-- START Material to process --

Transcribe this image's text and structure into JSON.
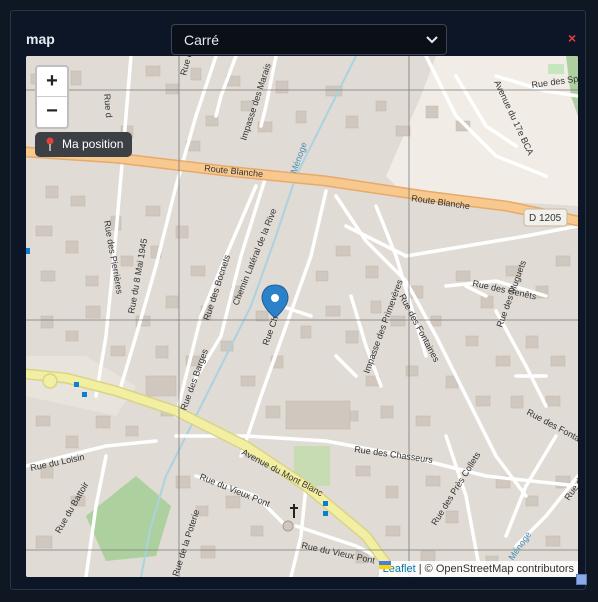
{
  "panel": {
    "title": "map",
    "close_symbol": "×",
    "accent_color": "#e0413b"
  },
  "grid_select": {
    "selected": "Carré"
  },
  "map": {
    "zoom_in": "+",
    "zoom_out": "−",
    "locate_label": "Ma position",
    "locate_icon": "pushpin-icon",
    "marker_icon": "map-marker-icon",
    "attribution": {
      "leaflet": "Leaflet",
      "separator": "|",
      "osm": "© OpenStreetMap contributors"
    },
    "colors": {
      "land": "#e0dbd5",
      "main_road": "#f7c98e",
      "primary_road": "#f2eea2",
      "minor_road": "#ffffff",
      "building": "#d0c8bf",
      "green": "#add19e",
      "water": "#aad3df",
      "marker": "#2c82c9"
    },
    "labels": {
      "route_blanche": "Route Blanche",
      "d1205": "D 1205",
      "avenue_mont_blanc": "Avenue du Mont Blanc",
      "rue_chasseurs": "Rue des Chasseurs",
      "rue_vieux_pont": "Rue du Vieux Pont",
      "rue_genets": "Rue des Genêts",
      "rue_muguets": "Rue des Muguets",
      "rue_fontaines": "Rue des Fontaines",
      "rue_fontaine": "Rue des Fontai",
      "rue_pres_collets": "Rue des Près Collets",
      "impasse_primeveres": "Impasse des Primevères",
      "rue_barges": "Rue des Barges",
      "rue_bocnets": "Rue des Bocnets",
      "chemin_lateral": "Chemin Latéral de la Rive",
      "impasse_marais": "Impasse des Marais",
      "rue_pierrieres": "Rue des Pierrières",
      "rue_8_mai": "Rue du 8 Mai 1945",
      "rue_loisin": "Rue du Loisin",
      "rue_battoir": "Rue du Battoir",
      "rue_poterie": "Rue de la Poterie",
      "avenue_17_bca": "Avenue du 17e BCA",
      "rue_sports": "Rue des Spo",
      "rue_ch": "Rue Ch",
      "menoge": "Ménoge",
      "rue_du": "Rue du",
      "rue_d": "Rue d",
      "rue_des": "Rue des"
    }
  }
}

-- END Material to process --

> _Task statement_: Without including any picture, retype the entries exactly.

> _Complete output_:
Transcribe this image's text and structure into JSON.
{
  "panel": {
    "title": "map",
    "close_symbol": "×",
    "accent_color": "#e0413b"
  },
  "grid_select": {
    "selected": "Carré"
  },
  "map": {
    "zoom_in": "+",
    "zoom_out": "−",
    "locate_label": "Ma position",
    "locate_icon": "pushpin-icon",
    "marker_icon": "map-marker-icon",
    "attribution": {
      "leaflet": "Leaflet",
      "separator": "|",
      "osm": "© OpenStreetMap contributors"
    },
    "colors": {
      "land": "#e0dbd5",
      "main_road": "#f7c98e",
      "primary_road": "#f2eea2",
      "minor_road": "#ffffff",
      "building": "#d0c8bf",
      "green": "#add19e",
      "water": "#aad3df",
      "marker": "#2c82c9"
    },
    "labels": {
      "route_blanche": "Route Blanche",
      "d1205": "D 1205",
      "avenue_mont_blanc": "Avenue du Mont Blanc",
      "rue_chasseurs": "Rue des Chasseurs",
      "rue_vieux_pont": "Rue du Vieux Pont",
      "rue_genets": "Rue des Genêts",
      "rue_muguets": "Rue des Muguets",
      "rue_fontaines": "Rue des Fontaines",
      "rue_fontaine": "Rue des Fontai",
      "rue_pres_collets": "Rue des Près Collets",
      "impasse_primeveres": "Impasse des Primevères",
      "rue_barges": "Rue des Barges",
      "rue_bocnets": "Rue des Bocnets",
      "chemin_lateral": "Chemin Latéral de la Rive",
      "impasse_marais": "Impasse des Marais",
      "rue_pierrieres": "Rue des Pierrières",
      "rue_8_mai": "Rue du 8 Mai 1945",
      "rue_loisin": "Rue du Loisin",
      "rue_battoir": "Rue du Battoir",
      "rue_poterie": "Rue de la Poterie",
      "avenue_17_bca": "Avenue du 17e BCA",
      "rue_sports": "Rue des Spo",
      "rue_ch": "Rue Ch",
      "menoge": "Ménoge",
      "rue_du": "Rue du",
      "rue_d": "Rue d",
      "rue_des": "Rue des"
    }
  }
}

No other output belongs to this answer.